Collected data
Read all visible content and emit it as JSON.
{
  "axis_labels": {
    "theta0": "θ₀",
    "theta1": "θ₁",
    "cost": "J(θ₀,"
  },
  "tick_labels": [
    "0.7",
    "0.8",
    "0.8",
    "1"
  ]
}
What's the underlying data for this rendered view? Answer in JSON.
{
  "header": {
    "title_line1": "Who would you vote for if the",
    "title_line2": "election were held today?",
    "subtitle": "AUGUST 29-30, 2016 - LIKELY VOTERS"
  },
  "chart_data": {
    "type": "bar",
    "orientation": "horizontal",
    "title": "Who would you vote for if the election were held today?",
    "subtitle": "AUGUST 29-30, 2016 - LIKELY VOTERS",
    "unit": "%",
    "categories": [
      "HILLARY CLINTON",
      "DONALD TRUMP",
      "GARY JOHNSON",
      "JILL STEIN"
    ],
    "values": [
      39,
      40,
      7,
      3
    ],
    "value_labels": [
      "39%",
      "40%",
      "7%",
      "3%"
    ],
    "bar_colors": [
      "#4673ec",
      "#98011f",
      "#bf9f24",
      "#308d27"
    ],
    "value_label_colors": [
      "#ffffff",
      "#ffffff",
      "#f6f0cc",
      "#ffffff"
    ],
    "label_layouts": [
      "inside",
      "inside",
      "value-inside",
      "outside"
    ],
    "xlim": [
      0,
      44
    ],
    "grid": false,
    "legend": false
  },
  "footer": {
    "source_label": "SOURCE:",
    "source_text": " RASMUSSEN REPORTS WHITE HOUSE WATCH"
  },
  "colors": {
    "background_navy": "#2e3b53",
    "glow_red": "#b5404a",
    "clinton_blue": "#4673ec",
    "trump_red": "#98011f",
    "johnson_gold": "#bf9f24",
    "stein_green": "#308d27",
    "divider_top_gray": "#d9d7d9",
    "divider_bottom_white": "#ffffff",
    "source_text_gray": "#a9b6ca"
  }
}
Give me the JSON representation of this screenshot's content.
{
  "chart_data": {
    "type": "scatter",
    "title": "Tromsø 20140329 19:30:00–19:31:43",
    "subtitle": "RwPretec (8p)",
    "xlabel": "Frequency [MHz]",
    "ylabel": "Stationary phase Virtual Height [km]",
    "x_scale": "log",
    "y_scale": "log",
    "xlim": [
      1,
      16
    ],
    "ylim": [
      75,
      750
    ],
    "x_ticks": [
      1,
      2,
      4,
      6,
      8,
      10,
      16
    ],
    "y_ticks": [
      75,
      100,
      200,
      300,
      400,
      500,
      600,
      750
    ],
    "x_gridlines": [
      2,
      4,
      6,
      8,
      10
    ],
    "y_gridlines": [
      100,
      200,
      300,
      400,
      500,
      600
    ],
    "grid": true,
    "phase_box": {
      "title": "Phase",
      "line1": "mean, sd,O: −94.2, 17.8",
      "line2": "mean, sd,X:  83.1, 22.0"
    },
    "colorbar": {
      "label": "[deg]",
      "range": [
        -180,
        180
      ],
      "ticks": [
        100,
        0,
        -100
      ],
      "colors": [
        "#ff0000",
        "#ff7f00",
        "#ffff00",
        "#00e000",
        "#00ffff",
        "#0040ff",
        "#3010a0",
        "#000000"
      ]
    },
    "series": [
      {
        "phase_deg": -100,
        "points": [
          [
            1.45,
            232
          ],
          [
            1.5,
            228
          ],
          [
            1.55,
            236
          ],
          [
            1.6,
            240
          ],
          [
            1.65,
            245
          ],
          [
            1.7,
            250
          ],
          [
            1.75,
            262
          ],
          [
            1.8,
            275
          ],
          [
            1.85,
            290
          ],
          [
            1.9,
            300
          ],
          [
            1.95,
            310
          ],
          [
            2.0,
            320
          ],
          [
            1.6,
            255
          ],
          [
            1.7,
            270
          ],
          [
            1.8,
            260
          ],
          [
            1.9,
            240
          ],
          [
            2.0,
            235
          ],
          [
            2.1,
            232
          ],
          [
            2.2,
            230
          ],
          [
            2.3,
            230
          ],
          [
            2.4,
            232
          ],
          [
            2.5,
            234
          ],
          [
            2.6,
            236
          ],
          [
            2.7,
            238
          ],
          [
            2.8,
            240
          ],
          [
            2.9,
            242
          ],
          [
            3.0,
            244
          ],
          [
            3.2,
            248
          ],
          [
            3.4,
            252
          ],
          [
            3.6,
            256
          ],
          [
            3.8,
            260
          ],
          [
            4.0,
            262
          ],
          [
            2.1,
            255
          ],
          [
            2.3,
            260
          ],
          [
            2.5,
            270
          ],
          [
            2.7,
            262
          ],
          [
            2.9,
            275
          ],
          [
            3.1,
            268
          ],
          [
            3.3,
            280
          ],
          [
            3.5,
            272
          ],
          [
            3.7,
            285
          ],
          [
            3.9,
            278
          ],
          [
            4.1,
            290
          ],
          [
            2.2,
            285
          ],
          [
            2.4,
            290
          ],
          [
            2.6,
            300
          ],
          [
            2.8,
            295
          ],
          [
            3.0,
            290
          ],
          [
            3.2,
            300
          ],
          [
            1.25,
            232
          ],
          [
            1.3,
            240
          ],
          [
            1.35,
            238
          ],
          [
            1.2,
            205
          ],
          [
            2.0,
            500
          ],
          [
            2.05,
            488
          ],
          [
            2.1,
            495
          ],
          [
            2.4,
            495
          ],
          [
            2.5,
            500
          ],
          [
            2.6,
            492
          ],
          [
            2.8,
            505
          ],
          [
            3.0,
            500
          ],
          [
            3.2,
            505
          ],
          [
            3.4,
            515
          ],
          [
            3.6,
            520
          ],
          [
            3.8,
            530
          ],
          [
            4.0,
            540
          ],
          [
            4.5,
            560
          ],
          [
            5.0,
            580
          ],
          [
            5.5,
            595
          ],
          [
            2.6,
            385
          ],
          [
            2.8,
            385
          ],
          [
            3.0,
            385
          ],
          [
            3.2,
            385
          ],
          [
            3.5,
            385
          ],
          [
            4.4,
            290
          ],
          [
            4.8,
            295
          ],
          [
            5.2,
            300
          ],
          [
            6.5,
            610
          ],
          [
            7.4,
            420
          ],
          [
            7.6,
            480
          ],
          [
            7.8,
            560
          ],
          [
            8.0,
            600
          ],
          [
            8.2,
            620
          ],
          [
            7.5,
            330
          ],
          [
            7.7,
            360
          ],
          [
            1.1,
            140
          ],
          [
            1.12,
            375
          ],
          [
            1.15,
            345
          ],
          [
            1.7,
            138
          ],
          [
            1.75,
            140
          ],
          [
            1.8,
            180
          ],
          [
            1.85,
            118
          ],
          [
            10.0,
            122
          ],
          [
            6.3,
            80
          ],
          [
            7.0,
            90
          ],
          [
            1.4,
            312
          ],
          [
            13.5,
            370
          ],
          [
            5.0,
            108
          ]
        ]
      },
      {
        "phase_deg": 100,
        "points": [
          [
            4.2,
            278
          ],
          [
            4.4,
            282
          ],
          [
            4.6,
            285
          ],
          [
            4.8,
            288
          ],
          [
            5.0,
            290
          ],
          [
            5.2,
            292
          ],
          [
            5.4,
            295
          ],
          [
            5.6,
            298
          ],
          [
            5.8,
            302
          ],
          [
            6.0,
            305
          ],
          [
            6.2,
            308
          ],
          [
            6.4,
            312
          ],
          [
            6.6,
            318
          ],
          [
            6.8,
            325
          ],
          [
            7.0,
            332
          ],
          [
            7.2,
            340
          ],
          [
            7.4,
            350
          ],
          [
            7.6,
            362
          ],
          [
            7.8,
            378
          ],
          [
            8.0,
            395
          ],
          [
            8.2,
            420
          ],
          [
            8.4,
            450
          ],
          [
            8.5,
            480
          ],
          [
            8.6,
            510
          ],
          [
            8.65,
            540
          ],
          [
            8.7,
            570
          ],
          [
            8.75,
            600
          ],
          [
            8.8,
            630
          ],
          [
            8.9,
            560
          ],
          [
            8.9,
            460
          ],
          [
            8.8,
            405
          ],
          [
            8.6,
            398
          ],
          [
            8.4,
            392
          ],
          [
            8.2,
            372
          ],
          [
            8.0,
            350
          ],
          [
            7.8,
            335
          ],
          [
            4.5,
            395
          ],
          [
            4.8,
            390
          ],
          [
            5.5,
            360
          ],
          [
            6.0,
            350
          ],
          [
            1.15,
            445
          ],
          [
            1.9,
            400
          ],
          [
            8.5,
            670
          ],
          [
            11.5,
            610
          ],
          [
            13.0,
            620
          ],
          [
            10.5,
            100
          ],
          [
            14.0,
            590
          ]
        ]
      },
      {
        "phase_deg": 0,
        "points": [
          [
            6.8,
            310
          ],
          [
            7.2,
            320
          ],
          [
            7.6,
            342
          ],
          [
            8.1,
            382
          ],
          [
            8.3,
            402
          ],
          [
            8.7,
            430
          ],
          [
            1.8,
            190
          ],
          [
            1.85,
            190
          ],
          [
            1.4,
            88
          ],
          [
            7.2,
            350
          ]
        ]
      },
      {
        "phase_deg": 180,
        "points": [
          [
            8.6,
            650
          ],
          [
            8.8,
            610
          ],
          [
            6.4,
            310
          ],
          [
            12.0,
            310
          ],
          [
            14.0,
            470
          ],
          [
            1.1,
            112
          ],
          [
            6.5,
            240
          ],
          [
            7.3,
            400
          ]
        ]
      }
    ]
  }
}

DIRECTIONS: Report back each line of the entries that holds the string "this".

RESPONSE BELOW:
What's the underlying data for this rendered view? Answer in JSON.
Give me the JSON representation of this screenshot's content.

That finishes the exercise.